Dataset records.
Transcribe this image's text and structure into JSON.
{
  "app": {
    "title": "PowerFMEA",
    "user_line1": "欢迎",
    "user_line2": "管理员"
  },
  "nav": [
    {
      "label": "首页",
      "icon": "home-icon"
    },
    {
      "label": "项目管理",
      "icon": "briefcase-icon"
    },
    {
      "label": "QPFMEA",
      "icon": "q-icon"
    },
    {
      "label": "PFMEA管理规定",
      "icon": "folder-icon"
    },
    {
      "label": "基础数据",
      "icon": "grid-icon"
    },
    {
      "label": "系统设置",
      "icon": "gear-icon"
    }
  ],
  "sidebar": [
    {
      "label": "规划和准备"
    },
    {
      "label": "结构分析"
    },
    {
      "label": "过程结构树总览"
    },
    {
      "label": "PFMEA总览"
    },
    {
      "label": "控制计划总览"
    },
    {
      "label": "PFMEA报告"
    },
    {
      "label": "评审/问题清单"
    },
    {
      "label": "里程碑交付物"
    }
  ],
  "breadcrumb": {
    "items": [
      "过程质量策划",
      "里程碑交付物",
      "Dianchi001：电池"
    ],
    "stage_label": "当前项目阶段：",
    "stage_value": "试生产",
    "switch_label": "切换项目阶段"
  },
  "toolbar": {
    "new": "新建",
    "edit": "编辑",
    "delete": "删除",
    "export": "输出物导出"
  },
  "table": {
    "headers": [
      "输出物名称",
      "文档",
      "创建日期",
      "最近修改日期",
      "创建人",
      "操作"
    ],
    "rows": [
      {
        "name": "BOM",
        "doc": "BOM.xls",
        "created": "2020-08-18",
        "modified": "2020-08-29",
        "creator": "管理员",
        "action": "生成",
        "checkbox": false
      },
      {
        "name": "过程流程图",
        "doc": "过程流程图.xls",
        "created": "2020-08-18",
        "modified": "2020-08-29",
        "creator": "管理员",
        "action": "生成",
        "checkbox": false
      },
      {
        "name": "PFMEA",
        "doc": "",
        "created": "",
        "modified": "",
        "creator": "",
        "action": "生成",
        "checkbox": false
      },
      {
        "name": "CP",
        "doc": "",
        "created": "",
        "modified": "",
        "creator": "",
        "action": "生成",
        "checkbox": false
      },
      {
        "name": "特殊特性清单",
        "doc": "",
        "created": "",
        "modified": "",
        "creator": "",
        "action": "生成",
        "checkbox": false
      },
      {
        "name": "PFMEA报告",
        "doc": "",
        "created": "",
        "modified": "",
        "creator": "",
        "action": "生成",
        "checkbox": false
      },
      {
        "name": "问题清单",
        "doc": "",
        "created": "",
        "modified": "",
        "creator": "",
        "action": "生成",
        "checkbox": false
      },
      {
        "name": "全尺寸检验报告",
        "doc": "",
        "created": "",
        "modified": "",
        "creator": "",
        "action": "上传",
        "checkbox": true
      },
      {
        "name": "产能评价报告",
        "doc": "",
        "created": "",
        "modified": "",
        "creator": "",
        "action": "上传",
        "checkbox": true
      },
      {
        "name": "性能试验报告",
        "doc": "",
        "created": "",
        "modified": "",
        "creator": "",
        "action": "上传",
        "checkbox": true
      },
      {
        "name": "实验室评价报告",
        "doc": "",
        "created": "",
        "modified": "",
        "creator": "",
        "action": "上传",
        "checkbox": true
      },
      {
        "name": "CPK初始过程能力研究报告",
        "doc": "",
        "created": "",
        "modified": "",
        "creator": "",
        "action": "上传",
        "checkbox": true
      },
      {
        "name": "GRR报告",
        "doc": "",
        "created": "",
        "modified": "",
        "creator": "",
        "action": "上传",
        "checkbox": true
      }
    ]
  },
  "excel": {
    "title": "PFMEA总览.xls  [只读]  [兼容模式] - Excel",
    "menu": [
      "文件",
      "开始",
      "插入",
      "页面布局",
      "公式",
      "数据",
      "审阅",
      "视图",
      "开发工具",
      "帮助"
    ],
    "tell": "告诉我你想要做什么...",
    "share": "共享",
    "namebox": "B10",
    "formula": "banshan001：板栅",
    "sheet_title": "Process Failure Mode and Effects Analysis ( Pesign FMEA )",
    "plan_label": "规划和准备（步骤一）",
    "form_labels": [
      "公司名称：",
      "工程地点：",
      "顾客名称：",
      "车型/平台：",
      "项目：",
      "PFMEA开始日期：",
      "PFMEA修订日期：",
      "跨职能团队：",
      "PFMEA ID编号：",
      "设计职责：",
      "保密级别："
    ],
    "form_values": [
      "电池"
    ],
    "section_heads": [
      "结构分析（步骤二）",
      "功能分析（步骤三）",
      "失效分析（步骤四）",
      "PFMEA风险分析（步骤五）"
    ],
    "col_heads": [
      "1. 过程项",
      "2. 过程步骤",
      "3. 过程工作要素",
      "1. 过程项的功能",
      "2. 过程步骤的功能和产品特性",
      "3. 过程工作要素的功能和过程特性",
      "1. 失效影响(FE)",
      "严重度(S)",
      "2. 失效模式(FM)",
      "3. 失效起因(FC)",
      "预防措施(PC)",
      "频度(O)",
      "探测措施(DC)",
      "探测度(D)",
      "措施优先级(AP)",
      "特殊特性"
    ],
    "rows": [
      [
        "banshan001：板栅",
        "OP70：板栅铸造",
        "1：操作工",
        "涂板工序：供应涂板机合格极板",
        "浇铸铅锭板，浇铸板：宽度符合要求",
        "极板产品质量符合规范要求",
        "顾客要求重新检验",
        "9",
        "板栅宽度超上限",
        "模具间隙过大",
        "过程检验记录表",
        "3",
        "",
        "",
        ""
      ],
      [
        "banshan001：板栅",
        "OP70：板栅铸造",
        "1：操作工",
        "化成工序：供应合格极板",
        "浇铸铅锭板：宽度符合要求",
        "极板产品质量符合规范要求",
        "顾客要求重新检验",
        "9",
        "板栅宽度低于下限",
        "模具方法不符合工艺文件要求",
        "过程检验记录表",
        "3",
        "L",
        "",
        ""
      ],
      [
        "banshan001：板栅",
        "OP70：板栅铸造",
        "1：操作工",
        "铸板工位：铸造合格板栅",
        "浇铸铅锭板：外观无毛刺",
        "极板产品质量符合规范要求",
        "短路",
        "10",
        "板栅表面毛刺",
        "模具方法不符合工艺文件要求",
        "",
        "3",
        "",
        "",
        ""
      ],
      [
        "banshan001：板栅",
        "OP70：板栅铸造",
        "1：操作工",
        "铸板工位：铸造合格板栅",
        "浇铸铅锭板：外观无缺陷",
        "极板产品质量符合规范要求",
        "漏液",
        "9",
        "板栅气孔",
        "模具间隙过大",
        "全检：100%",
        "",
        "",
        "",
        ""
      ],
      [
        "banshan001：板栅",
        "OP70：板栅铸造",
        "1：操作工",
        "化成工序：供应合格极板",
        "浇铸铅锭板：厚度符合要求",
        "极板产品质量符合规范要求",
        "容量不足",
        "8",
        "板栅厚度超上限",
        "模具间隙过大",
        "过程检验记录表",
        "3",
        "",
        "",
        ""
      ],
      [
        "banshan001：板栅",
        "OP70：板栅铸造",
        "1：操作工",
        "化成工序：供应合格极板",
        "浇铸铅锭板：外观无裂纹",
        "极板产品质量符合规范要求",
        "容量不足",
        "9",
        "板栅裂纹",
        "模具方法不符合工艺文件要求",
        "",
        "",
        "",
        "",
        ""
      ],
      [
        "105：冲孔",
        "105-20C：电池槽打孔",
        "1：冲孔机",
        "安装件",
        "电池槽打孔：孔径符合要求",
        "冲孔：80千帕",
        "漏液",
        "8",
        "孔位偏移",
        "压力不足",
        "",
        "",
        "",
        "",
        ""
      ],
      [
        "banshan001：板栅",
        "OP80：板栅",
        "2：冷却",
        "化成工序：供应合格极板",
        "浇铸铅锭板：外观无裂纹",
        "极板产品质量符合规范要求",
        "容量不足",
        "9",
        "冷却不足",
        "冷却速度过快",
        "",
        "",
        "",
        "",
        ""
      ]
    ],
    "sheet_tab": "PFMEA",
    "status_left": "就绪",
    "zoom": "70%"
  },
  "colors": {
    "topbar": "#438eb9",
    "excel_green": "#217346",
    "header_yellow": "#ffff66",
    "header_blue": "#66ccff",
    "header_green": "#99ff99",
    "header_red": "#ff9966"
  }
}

Exercise instructions. Select all lines in the listing above where the word "浇铸铅锭板" appears, and show them.

Task result.
        "浇铸铅锭板，浇铸板：宽度符合要求",
        "浇铸铅锭板：宽度符合要求",
        "浇铸铅锭板：外观无毛刺",
        "浇铸铅锭板：外观无缺陷",
        "浇铸铅锭板：厚度符合要求",
        "浇铸铅锭板：外观无裂纹",
        "浇铸铅锭板：外观无裂纹",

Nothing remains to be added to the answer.